> _WHAT YOU ARE ASKED TO DO_
Locate every line that holds the string "universities" and copy it.

[start MATERIAL FOR THIS TASK]

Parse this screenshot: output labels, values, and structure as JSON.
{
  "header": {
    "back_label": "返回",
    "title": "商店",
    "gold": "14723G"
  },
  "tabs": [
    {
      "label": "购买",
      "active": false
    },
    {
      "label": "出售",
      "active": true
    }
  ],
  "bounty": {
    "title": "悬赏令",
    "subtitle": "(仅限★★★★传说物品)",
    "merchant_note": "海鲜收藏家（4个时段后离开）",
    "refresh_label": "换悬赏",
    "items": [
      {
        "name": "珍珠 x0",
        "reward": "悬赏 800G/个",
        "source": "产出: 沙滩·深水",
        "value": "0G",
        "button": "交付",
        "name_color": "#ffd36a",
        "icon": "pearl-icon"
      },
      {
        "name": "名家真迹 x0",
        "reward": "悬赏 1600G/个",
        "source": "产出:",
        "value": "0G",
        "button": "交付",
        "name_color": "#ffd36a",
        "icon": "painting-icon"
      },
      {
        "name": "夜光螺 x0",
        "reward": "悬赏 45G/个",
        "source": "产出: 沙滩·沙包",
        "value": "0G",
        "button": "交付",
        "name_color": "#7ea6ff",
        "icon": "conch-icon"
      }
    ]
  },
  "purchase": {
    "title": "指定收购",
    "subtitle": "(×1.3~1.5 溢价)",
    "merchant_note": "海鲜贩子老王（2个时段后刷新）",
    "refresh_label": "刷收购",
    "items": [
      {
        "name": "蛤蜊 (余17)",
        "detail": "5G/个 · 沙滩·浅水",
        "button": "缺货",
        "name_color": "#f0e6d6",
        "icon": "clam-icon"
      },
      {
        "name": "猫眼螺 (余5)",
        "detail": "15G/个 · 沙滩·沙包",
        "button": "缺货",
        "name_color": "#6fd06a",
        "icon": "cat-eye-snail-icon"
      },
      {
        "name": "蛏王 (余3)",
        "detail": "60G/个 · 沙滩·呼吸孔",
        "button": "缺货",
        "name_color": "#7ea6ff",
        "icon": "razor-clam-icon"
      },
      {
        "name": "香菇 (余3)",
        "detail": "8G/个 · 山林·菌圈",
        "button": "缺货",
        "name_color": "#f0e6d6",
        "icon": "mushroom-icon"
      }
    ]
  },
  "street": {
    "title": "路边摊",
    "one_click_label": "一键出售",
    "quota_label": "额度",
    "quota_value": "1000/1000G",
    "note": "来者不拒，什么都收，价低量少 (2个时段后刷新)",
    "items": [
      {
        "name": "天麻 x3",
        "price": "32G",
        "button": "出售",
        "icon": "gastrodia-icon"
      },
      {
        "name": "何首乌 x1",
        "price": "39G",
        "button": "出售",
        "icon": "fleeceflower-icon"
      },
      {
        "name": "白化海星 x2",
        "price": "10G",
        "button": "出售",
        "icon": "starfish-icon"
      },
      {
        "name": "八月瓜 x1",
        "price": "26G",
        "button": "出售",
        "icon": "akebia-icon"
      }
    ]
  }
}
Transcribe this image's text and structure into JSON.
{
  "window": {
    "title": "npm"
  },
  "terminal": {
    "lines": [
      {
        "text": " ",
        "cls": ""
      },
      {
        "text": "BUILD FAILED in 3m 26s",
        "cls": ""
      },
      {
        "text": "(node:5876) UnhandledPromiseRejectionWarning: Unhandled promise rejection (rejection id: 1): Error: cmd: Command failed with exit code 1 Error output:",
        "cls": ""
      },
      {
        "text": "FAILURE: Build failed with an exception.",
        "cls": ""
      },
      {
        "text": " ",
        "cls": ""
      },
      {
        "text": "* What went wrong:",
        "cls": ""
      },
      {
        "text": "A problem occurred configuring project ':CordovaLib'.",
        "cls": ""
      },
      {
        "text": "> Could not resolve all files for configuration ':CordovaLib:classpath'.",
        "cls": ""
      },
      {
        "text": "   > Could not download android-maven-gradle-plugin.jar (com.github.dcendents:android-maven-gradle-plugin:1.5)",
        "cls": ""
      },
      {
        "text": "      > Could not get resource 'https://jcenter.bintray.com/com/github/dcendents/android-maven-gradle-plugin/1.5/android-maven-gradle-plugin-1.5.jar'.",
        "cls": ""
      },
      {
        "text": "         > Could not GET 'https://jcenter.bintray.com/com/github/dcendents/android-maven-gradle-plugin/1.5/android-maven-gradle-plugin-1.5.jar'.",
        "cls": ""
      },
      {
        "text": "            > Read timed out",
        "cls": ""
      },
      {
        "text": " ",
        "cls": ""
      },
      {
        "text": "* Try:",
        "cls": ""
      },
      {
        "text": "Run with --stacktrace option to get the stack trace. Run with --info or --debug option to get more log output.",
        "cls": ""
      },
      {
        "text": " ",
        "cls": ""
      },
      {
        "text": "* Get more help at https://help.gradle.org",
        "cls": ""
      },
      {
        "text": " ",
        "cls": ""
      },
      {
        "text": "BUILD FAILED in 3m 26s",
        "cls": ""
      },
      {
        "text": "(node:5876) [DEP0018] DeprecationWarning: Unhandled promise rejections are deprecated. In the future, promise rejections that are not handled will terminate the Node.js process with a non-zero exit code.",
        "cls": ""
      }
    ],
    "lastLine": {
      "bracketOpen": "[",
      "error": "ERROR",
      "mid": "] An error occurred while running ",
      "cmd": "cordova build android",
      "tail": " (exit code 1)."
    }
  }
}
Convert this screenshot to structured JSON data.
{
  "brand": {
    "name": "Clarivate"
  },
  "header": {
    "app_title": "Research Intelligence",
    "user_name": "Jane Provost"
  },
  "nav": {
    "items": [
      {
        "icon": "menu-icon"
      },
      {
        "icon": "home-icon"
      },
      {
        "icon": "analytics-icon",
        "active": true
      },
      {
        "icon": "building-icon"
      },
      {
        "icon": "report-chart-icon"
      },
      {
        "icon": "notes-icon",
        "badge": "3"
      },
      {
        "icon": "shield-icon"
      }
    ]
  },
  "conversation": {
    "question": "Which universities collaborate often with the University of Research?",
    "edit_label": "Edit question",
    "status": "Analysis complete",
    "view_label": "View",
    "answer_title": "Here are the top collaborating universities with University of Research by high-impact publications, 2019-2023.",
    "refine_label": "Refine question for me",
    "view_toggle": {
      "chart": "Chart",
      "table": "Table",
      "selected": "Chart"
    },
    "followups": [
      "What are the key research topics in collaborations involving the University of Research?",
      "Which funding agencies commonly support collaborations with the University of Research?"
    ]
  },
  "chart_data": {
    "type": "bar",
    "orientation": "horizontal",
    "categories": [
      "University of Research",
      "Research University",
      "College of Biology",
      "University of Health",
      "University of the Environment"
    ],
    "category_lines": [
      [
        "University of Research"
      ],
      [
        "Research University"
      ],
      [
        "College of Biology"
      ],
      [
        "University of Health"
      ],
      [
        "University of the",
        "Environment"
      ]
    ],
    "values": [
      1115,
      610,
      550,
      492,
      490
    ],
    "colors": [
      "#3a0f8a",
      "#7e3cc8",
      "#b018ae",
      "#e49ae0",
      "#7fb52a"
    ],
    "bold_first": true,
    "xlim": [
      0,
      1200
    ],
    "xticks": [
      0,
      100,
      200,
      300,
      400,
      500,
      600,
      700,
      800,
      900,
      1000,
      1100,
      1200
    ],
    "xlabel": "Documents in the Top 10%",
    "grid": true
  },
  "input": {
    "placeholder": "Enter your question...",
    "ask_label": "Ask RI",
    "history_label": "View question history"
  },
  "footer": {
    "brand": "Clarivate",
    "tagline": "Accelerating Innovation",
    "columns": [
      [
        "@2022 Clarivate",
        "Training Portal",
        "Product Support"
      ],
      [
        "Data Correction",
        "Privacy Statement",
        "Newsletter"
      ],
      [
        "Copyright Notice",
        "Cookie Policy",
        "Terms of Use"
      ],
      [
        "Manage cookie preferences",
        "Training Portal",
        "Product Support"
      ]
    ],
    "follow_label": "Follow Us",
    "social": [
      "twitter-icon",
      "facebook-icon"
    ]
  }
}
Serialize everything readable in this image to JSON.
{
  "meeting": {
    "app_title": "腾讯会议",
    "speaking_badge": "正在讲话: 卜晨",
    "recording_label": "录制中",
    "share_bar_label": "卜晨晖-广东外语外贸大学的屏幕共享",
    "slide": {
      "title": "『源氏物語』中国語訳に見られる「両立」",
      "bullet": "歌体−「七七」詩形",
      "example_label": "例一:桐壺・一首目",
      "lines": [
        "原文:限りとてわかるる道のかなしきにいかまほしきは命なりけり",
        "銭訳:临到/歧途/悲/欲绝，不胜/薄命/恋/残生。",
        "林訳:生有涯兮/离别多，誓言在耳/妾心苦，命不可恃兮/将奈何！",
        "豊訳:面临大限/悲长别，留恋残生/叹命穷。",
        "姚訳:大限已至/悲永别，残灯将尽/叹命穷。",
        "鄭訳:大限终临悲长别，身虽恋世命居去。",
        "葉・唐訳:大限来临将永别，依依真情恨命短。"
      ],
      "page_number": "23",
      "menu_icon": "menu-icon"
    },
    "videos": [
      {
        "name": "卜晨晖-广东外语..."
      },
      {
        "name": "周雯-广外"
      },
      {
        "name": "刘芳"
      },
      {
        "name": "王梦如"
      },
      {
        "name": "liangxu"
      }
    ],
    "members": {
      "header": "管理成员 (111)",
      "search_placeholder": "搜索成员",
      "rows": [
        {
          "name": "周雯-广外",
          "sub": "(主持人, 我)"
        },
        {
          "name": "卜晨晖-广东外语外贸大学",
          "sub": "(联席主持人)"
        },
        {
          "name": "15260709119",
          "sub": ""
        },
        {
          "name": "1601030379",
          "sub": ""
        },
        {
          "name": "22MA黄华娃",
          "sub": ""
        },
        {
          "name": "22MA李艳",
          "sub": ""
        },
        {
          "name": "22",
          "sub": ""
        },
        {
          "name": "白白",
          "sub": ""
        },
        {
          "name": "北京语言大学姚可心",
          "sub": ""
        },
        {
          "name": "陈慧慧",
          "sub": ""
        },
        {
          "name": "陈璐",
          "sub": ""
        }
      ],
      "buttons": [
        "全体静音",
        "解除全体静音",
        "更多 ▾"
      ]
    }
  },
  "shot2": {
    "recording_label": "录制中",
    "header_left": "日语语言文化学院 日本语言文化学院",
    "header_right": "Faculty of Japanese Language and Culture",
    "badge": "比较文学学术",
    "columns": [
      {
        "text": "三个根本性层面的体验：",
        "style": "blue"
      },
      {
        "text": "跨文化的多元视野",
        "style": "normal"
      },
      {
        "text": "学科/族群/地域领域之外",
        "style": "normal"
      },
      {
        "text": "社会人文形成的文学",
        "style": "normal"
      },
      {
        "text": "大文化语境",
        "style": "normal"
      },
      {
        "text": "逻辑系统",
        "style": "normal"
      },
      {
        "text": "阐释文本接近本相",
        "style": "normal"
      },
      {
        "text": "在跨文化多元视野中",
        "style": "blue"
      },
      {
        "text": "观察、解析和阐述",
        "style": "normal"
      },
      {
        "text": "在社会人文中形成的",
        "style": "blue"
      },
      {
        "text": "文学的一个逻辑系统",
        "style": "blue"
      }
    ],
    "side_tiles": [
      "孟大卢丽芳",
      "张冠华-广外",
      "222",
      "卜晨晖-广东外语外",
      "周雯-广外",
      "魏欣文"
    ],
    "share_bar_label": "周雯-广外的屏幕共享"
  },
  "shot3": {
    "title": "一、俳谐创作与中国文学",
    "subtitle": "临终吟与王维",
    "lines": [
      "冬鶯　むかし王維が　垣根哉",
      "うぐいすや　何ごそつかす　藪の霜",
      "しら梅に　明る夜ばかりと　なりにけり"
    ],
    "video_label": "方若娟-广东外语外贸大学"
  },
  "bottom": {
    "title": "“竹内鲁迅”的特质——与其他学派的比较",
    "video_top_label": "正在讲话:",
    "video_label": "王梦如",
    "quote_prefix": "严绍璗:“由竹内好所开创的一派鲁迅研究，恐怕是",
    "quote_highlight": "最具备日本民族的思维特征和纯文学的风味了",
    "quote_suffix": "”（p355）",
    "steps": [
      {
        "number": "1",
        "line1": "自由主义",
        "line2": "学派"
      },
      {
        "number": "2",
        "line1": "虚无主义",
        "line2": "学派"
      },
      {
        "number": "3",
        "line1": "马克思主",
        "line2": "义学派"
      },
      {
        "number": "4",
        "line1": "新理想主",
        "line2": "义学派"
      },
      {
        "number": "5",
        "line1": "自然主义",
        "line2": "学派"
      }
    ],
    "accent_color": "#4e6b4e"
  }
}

[end MATERIAL FOR THIS TASK]

> _THE RESPONSE_
    "question": "Which universities collaborate often with the University of Research?",
    "answer_title": "Here are the top collaborating universities with University of Research by high-impact publications, 2019-2023.",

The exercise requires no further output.